## Your objective
Repeat the records below exactly.

## Source material
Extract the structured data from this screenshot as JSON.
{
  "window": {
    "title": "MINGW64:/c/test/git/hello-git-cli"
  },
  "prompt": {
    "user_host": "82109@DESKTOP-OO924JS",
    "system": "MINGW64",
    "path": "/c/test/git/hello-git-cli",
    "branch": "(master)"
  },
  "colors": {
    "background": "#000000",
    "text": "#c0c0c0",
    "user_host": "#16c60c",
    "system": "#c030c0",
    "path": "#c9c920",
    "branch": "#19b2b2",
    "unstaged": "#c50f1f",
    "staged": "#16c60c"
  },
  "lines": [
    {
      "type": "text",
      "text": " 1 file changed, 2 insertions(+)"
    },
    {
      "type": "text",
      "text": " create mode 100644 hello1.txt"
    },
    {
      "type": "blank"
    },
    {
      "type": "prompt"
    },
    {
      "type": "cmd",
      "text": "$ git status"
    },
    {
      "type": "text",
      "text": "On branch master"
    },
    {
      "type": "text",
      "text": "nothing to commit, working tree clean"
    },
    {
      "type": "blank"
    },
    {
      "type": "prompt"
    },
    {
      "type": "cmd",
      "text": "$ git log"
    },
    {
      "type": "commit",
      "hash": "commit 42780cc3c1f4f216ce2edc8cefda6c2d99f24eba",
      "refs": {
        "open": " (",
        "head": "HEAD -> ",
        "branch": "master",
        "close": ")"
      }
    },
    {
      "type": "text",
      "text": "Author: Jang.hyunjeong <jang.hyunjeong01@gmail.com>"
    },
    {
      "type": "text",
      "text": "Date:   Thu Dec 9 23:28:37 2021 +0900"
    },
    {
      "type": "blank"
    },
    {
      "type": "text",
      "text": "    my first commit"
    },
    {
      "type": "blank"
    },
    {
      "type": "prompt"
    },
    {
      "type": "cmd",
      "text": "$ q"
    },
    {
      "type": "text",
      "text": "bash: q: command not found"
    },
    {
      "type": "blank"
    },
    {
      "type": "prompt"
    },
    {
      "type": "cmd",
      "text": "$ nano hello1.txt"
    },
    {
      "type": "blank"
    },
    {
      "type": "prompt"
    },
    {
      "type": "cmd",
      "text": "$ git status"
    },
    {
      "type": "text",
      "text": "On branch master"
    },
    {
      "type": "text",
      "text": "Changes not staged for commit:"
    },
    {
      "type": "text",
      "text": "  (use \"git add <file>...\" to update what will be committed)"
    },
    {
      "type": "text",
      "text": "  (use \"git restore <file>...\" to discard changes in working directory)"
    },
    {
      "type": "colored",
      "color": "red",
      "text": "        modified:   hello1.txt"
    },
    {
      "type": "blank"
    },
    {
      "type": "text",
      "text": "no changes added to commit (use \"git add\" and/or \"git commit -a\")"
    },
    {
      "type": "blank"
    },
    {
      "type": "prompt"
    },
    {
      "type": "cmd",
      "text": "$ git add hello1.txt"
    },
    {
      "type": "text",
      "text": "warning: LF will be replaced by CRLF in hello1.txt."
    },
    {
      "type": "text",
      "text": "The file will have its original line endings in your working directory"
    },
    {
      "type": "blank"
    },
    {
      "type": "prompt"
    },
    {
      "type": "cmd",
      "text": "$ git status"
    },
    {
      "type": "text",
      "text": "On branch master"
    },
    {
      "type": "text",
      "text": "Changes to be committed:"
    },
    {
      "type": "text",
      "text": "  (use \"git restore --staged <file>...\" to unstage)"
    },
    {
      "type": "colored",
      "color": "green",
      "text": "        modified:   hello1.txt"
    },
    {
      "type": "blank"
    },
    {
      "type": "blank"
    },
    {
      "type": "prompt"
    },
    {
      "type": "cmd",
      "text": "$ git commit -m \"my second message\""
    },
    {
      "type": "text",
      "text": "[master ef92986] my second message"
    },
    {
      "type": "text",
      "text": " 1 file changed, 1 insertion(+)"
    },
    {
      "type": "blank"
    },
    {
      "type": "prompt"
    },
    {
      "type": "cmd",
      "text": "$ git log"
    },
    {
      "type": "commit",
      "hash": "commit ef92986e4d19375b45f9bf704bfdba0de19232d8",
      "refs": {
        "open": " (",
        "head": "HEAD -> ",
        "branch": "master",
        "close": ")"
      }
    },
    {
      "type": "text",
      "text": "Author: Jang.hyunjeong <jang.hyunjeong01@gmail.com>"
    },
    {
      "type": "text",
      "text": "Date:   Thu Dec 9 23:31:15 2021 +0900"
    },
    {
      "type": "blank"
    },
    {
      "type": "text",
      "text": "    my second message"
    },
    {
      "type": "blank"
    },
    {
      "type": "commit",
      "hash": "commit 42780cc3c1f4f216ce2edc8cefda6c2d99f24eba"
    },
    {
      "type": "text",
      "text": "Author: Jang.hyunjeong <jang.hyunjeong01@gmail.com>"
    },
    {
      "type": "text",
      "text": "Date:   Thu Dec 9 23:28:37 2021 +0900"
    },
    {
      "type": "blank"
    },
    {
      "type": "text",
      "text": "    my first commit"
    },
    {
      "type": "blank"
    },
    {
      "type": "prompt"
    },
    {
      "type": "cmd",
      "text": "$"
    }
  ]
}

## Output of the exercise
Extract the structured data from this screenshot as JSON.
{
  "window": {
    "title": "MINGW64:/c/test/git/hello-git-cli"
  },
  "prompt": {
    "user_host": "82109@DESKTOP-OO924JS",
    "system": "MINGW64",
    "path": "/c/test/git/hello-git-cli",
    "branch": "(master)"
  },
  "colors": {
    "background": "#000000",
    "text": "#c0c0c0",
    "user_host": "#16c60c",
    "system": "#c030c0",
    "path": "#c9c920",
    "branch": "#19b2b2",
    "unstaged": "#c50f1f",
    "staged": "#16c60c"
  },
  "lines": [
    {
      "type": "text",
      "text": " 1 file changed, 2 insertions(+)"
    },
    {
      "type": "text",
      "text": " create mode 100644 hello1.txt"
    },
    {
      "type": "blank"
    },
    {
      "type": "prompt"
    },
    {
      "type": "cmd",
      "text": "$ git status"
    },
    {
      "type": "text",
      "text": "On branch master"
    },
    {
      "type": "text",
      "text": "nothing to commit, working tree clean"
    },
    {
      "type": "blank"
    },
    {
      "type": "prompt"
    },
    {
      "type": "cmd",
      "text": "$ git log"
    },
    {
      "type": "commit",
      "hash": "commit 42780cc3c1f4f216ce2edc8cefda6c2d99f24eba",
      "refs": {
        "open": " (",
        "head": "HEAD -> ",
        "branch": "master",
        "close": ")"
      }
    },
    {
      "type": "text",
      "text": "Author: Jang.hyunjeong <jang.hyunjeong01@gmail.com>"
    },
    {
      "type": "text",
      "text": "Date:   Thu Dec 9 23:28:37 2021 +0900"
    },
    {
      "type": "blank"
    },
    {
      "type": "text",
      "text": "    my first commit"
    },
    {
      "type": "blank"
    },
    {
      "type": "prompt"
    },
    {
      "type": "cmd",
      "text": "$ q"
    },
    {
      "type": "text",
      "text": "bash: q: command not found"
    },
    {
      "type": "blank"
    },
    {
      "type": "prompt"
    },
    {
      "type": "cmd",
      "text": "$ nano hello1.txt"
    },
    {
      "type": "blank"
    },
    {
      "type": "prompt"
    },
    {
      "type": "cmd",
      "text": "$ git status"
    },
    {
      "type": "text",
      "text": "On branch master"
    },
    {
      "type": "text",
      "text": "Changes not staged for commit:"
    },
    {
      "type": "text",
      "text": "  (use \"git add <file>...\" to update what will be committed)"
    },
    {
      "type": "text",
      "text": "  (use \"git restore <file>...\" to discard changes in working directory)"
    },
    {
      "type": "colored",
      "color": "red",
      "text": "        modified:   hello1.txt"
    },
    {
      "type": "blank"
    },
    {
      "type": "text",
      "text": "no changes added to commit (use \"git add\" and/or \"git commit -a\")"
    },
    {
      "type": "blank"
    },
    {
      "type": "prompt"
    },
    {
      "type": "cmd",
      "text": "$ git add hello1.txt"
    },
    {
      "type": "text",
      "text": "warning: LF will be replaced by CRLF in hello1.txt."
    },
    {
      "type": "text",
      "text": "The file will have its original line endings in your working directory"
    },
    {
      "type": "blank"
    },
    {
      "type": "prompt"
    },
    {
      "type": "cmd",
      "text": "$ git status"
    },
    {
      "type": "text",
      "text": "On branch master"
    },
    {
      "type": "text",
      "text": "Changes to be committed:"
    },
    {
      "type": "text",
      "text": "  (use \"git restore --staged <file>...\" to unstage)"
    },
    {
      "type": "colored",
      "color": "green",
      "text": "        modified:   hello1.txt"
    },
    {
      "type": "blank"
    },
    {
      "type": "blank"
    },
    {
      "type": "prompt"
    },
    {
      "type": "cmd",
      "text": "$ git commit -m \"my second message\""
    },
    {
      "type": "text",
      "text": "[master ef92986] my second message"
    },
    {
      "type": "text",
      "text": " 1 file changed, 1 insertion(+)"
    },
    {
      "type": "blank"
    },
    {
      "type": "prompt"
    },
    {
      "type": "cmd",
      "text": "$ git log"
    },
    {
      "type": "commit",
      "hash": "commit ef92986e4d19375b45f9bf704bfdba0de19232d8",
      "refs": {
        "open": " (",
        "head": "HEAD -> ",
        "branch": "master",
        "close": ")"
      }
    },
    {
      "type": "text",
      "text": "Author: Jang.hyunjeong <jang.hyunjeong01@gmail.com>"
    },
    {
      "type": "text",
      "text": "Date:   Thu Dec 9 23:31:15 2021 +0900"
    },
    {
      "type": "blank"
    },
    {
      "type": "text",
      "text": "    my second message"
    },
    {
      "type": "blank"
    },
    {
      "type": "commit",
      "hash": "commit 42780cc3c1f4f216ce2edc8cefda6c2d99f24eba"
    },
    {
      "type": "text",
      "text": "Author: Jang.hyunjeong <jang.hyunjeong01@gmail.com>"
    },
    {
      "type": "text",
      "text": "Date:   Thu Dec 9 23:28:37 2021 +0900"
    },
    {
      "type": "blank"
    },
    {
      "type": "text",
      "text": "    my first commit"
    },
    {
      "type": "blank"
    },
    {
      "type": "prompt"
    },
    {
      "type": "cmd",
      "text": "$"
    }
  ]
}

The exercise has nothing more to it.